Dataset items
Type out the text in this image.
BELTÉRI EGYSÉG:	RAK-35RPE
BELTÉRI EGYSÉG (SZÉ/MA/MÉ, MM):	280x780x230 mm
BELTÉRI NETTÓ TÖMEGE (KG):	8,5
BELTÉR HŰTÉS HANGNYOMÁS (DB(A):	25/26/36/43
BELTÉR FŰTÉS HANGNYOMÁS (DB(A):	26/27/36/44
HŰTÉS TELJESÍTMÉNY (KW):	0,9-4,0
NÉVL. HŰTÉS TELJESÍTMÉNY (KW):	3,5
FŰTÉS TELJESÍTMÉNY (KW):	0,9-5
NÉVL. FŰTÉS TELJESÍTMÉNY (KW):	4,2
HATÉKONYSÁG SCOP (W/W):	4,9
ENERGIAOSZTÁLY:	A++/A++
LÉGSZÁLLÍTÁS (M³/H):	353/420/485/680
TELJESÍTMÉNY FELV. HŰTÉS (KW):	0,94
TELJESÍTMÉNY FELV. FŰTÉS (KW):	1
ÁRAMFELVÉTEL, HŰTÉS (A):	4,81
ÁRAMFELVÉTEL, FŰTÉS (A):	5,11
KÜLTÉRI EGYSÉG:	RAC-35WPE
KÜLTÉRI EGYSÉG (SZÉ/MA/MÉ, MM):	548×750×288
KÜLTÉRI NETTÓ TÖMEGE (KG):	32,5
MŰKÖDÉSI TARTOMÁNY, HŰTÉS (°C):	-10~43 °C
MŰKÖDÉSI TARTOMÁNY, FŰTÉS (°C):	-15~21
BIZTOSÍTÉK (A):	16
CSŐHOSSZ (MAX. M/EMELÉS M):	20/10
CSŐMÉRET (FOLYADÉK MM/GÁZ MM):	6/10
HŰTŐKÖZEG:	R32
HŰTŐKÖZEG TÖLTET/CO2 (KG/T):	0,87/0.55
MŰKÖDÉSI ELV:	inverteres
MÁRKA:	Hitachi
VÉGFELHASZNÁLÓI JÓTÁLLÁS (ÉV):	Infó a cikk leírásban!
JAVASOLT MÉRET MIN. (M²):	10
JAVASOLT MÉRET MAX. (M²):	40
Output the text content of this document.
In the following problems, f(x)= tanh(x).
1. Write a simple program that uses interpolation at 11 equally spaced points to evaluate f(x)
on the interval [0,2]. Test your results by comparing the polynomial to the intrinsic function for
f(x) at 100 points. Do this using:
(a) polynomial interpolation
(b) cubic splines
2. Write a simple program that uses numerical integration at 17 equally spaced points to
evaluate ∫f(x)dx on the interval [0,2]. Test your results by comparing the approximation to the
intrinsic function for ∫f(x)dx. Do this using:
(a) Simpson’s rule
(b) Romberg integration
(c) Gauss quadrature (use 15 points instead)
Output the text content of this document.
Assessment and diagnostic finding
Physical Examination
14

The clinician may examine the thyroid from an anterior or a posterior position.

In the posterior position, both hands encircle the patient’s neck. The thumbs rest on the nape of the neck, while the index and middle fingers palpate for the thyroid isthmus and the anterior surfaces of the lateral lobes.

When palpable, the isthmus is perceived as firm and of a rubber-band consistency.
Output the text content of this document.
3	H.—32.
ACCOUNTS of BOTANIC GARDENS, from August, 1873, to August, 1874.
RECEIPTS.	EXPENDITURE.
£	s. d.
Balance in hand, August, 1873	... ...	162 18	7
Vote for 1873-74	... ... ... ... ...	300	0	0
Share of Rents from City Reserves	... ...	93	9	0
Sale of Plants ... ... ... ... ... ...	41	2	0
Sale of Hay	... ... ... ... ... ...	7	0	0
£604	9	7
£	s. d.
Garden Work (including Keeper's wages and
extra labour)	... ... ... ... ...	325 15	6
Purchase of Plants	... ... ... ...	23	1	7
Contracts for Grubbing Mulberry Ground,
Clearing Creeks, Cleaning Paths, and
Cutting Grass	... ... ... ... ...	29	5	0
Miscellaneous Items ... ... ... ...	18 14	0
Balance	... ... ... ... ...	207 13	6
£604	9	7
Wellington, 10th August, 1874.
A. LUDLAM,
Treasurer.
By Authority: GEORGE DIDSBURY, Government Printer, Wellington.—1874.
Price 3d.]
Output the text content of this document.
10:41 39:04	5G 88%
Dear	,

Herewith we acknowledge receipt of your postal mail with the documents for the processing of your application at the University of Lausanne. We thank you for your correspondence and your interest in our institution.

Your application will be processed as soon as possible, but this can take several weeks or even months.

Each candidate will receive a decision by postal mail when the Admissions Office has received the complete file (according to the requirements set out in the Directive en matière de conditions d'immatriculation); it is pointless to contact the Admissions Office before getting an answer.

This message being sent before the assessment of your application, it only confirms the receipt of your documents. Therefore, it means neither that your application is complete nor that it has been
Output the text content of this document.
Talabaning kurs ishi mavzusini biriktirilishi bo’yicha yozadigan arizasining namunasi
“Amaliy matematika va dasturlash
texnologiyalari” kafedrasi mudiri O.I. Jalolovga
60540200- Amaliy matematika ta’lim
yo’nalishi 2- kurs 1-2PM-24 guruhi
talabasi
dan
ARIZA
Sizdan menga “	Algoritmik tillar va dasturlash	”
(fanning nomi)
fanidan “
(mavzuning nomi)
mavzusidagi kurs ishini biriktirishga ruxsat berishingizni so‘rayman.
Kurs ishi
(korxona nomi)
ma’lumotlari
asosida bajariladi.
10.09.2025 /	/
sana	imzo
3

EXERCISE DESCRIPTION => Select and copy every line of the material that holds the string "position".

RESPONSE TO THIS EXERCISE =>
The clinician may examine the thyroid from an anterior or a posterior position.
In the posterior position, both hands encircle the patient’s neck. The thumbs rest on the nape of the neck, while the index and middle fingers palpate for the thyroid isthmus and the anterior surfaces of the lateral lobes.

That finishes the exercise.